[Saved entries]
______________________________
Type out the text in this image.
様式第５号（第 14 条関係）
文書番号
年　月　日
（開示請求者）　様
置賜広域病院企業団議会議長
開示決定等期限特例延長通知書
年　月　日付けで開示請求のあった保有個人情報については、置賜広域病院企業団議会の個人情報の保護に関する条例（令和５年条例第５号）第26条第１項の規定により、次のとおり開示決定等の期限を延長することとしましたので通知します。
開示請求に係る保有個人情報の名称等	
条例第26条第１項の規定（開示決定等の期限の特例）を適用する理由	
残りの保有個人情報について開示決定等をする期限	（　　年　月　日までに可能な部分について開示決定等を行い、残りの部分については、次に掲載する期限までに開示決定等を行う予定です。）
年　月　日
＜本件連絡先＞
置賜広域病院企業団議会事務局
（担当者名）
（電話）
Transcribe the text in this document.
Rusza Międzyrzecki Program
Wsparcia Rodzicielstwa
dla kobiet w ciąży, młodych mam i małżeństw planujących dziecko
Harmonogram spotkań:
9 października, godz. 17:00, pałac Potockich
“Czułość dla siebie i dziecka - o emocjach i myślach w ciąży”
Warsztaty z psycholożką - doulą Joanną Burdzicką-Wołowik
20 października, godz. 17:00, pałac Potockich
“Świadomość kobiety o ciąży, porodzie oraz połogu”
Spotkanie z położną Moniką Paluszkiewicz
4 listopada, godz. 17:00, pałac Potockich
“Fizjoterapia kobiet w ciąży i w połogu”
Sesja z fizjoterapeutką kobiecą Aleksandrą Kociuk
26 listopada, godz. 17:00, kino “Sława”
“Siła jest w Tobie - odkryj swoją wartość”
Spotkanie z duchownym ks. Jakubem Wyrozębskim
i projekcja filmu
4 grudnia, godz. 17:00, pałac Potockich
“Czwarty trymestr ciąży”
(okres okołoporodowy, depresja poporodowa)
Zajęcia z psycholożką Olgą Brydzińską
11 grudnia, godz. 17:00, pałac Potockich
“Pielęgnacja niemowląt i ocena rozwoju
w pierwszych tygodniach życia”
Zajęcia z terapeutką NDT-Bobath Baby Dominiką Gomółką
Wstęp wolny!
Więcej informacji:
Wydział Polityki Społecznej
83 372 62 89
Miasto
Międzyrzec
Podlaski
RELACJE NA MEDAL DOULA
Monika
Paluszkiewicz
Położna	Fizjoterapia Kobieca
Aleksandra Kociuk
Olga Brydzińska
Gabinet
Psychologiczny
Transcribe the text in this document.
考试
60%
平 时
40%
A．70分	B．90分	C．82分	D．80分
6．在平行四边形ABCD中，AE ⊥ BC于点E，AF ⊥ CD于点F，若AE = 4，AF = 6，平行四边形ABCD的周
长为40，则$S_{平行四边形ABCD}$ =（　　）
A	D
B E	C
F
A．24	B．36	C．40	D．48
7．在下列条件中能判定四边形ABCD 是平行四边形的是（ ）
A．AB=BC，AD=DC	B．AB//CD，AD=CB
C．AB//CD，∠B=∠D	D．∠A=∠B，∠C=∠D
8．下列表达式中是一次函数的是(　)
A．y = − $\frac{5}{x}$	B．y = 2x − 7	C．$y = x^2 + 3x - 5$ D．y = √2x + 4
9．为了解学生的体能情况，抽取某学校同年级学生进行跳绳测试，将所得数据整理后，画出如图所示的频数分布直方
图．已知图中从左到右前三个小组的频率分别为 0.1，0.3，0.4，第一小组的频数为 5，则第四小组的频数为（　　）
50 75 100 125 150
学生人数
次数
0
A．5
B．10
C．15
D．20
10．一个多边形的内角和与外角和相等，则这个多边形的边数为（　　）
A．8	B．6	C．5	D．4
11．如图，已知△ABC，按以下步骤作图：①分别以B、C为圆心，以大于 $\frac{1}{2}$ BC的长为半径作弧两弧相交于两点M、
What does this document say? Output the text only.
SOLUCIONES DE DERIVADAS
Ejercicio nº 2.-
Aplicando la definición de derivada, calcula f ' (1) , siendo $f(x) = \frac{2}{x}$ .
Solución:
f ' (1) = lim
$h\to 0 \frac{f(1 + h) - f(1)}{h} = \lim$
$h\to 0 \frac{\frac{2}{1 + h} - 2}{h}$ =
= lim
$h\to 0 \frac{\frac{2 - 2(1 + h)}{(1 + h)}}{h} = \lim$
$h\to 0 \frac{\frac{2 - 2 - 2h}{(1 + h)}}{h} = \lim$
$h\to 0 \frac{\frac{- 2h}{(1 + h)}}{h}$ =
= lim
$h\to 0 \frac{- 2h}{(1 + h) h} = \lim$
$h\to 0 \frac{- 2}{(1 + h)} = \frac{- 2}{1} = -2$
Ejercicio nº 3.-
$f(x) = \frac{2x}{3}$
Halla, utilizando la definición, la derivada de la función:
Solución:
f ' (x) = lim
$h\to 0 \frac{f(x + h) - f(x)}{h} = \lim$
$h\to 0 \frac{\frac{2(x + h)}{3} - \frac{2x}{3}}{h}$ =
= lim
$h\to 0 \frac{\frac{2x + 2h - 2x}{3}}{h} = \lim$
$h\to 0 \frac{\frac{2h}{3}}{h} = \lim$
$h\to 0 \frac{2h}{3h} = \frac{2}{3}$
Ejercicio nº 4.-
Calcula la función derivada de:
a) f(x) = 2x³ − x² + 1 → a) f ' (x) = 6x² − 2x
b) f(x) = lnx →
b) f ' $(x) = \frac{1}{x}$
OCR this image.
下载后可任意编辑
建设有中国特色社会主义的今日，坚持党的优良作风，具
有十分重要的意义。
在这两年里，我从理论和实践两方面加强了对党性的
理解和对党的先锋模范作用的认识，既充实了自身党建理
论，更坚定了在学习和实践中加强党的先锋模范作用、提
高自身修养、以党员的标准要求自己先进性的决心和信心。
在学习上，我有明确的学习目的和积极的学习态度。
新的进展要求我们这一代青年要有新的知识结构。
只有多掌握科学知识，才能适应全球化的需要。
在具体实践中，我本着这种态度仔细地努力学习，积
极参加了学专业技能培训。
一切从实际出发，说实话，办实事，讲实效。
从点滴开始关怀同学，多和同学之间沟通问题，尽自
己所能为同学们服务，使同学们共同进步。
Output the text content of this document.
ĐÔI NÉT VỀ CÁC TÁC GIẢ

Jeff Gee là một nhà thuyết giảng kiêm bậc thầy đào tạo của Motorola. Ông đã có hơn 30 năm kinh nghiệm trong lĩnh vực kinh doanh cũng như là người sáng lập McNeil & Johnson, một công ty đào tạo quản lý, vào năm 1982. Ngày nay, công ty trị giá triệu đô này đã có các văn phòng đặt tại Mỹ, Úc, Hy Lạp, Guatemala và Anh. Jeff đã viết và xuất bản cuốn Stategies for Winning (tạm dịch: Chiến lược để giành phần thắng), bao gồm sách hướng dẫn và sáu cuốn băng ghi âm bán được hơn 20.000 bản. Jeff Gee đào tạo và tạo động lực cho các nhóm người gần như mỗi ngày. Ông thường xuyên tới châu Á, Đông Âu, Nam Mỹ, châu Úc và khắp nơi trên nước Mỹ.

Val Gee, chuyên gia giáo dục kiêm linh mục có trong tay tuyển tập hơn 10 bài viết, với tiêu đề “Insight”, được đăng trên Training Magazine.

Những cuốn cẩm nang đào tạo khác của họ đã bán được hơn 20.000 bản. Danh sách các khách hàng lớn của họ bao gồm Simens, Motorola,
______________________________
Produce an exact copy of all the records.

[TASK RESPONSE]
Type out the text in this image.
様式第５号（第 14 条関係）
文書番号
年　月　日
（開示請求者）　様
置賜広域病院企業団議会議長
開示決定等期限特例延長通知書
年　月　日付けで開示請求のあった保有個人情報については、置賜広域病院企業団議会の個人情報の保護に関する条例（令和５年条例第５号）第26条第１項の規定により、次のとおり開示決定等の期限を延長することとしましたので通知します。
開示請求に係る保有個人情報の名称等	
条例第26条第１項の規定（開示決定等の期限の特例）を適用する理由	
残りの保有個人情報について開示決定等をする期限	（　　年　月　日までに可能な部分について開示決定等を行い、残りの部分については、次に掲載する期限までに開示決定等を行う予定です。）
年　月　日
＜本件連絡先＞
置賜広域病院企業団議会事務局
（担当者名）
（電話）
Transcribe the text in this document.
Rusza Międzyrzecki Program
Wsparcia Rodzicielstwa
dla kobiet w ciąży, młodych mam i małżeństw planujących dziecko
Harmonogram spotkań:
9 października, godz. 17:00, pałac Potockich
“Czułość dla siebie i dziecka - o emocjach i myślach w ciąży”
Warsztaty z psycholożką - doulą Joanną Burdzicką-Wołowik
20 października, godz. 17:00, pałac Potockich
“Świadomość kobiety o ciąży, porodzie oraz połogu”
Spotkanie z położną Moniką Paluszkiewicz
4 listopada, godz. 17:00, pałac Potockich
“Fizjoterapia kobiet w ciąży i w połogu”
Sesja z fizjoterapeutką kobiecą Aleksandrą Kociuk
26 listopada, godz. 17:00, kino “Sława”
“Siła jest w Tobie - odkryj swoją wartość”
Spotkanie z duchownym ks. Jakubem Wyrozębskim
i projekcja filmu
4 grudnia, godz. 17:00, pałac Potockich
“Czwarty trymestr ciąży”
(okres okołoporodowy, depresja poporodowa)
Zajęcia z psycholożką Olgą Brydzińską
11 grudnia, godz. 17:00, pałac Potockich
“Pielęgnacja niemowląt i ocena rozwoju
w pierwszych tygodniach życia”
Zajęcia z terapeutką NDT-Bobath Baby Dominiką Gomółką
Wstęp wolny!
Więcej informacji:
Wydział Polityki Społecznej
83 372 62 89
Miasto
Międzyrzec
Podlaski
RELACJE NA MEDAL DOULA
Monika
Paluszkiewicz
Położna	Fizjoterapia Kobieca
Aleksandra Kociuk
Olga Brydzińska
Gabinet
Psychologiczny
Transcribe the text in this document.
考试
60%
平 时
40%
A．70分	B．90分	C．82分	D．80分
6．在平行四边形ABCD中，AE ⊥ BC于点E，AF ⊥ CD于点F，若AE = 4，AF = 6，平行四边形ABCD的周
长为40，则$S_{平行四边形ABCD}$ =（　　）
A	D
B E	C
F
A．24	B．36	C．40	D．48
7．在下列条件中能判定四边形ABCD 是平行四边形的是（ ）
A．AB=BC，AD=DC	B．AB//CD，AD=CB
C．AB//CD，∠B=∠D	D．∠A=∠B，∠C=∠D
8．下列表达式中是一次函数的是(　)
A．y = − $\frac{5}{x}$	B．y = 2x − 7	C．$y = x^2 + 3x - 5$ D．y = √2x + 4
9．为了解学生的体能情况，抽取某学校同年级学生进行跳绳测试，将所得数据整理后，画出如图所示的频数分布直方
图．已知图中从左到右前三个小组的频率分别为 0.1，0.3，0.4，第一小组的频数为 5，则第四小组的频数为（　　）
50 75 100 125 150
学生人数
次数
0
A．5
B．10
C．15
D．20
10．一个多边形的内角和与外角和相等，则这个多边形的边数为（　　）
A．8	B．6	C．5	D．4
11．如图，已知△ABC，按以下步骤作图：①分别以B、C为圆心，以大于 $\frac{1}{2}$ BC的长为半径作弧两弧相交于两点M、
What does this document say? Output the text only.
SOLUCIONES DE DERIVADAS
Ejercicio nº 2.-
Aplicando la definición de derivada, calcula f ' (1) , siendo $f(x) = \frac{2}{x}$ .
Solución:
f ' (1) = lim
$h\to 0 \frac{f(1 + h) - f(1)}{h} = \lim$
$h\to 0 \frac{\frac{2}{1 + h} - 2}{h}$ =
= lim
$h\to 0 \frac{\frac{2 - 2(1 + h)}{(1 + h)}}{h} = \lim$
$h\to 0 \frac{\frac{2 - 2 - 2h}{(1 + h)}}{h} = \lim$
$h\to 0 \frac{\frac{- 2h}{(1 + h)}}{h}$ =
= lim
$h\to 0 \frac{- 2h}{(1 + h) h} = \lim$
$h\to 0 \frac{- 2}{(1 + h)} = \frac{- 2}{1} = -2$
Ejercicio nº 3.-
$f(x) = \frac{2x}{3}$
Halla, utilizando la definición, la derivada de la función:
Solución:
f ' (x) = lim
$h\to 0 \frac{f(x + h) - f(x)}{h} = \lim$
$h\to 0 \frac{\frac{2(x + h)}{3} - \frac{2x}{3}}{h}$ =
= lim
$h\to 0 \frac{\frac{2x + 2h - 2x}{3}}{h} = \lim$
$h\to 0 \frac{\frac{2h}{3}}{h} = \lim$
$h\to 0 \frac{2h}{3h} = \frac{2}{3}$
Ejercicio nº 4.-
Calcula la función derivada de:
a) f(x) = 2x³ − x² + 1 → a) f ' (x) = 6x² − 2x
b) f(x) = lnx →
b) f ' $(x) = \frac{1}{x}$
OCR this image.
下载后可任意编辑
建设有中国特色社会主义的今日，坚持党的优良作风，具
有十分重要的意义。
在这两年里，我从理论和实践两方面加强了对党性的
理解和对党的先锋模范作用的认识，既充实了自身党建理
论，更坚定了在学习和实践中加强党的先锋模范作用、提
高自身修养、以党员的标准要求自己先进性的决心和信心。
在学习上，我有明确的学习目的和积极的学习态度。
新的进展要求我们这一代青年要有新的知识结构。
只有多掌握科学知识，才能适应全球化的需要。
在具体实践中，我本着这种态度仔细地努力学习，积
极参加了学专业技能培训。
一切从实际出发，说实话，办实事，讲实效。
从点滴开始关怀同学，多和同学之间沟通问题，尽自
己所能为同学们服务，使同学们共同进步。
Output the text content of this document.
ĐÔI NÉT VỀ CÁC TÁC GIẢ

Jeff Gee là một nhà thuyết giảng kiêm bậc thầy đào tạo của Motorola. Ông đã có hơn 30 năm kinh nghiệm trong lĩnh vực kinh doanh cũng như là người sáng lập McNeil & Johnson, một công ty đào tạo quản lý, vào năm 1982. Ngày nay, công ty trị giá triệu đô này đã có các văn phòng đặt tại Mỹ, Úc, Hy Lạp, Guatemala và Anh. Jeff đã viết và xuất bản cuốn Stategies for Winning (tạm dịch: Chiến lược để giành phần thắng), bao gồm sách hướng dẫn và sáu cuốn băng ghi âm bán được hơn 20.000 bản. Jeff Gee đào tạo và tạo động lực cho các nhóm người gần như mỗi ngày. Ông thường xuyên tới châu Á, Đông Âu, Nam Mỹ, châu Úc và khắp nơi trên nước Mỹ.

Val Gee, chuyên gia giáo dục kiêm linh mục có trong tay tuyển tập hơn 10 bài viết, với tiêu đề “Insight”, được đăng trên Training Magazine.

Những cuốn cẩm nang đào tạo khác của họ đã bán được hơn 20.000 bản. Danh sách các khách hàng lớn của họ bao gồm Simens, Motorola,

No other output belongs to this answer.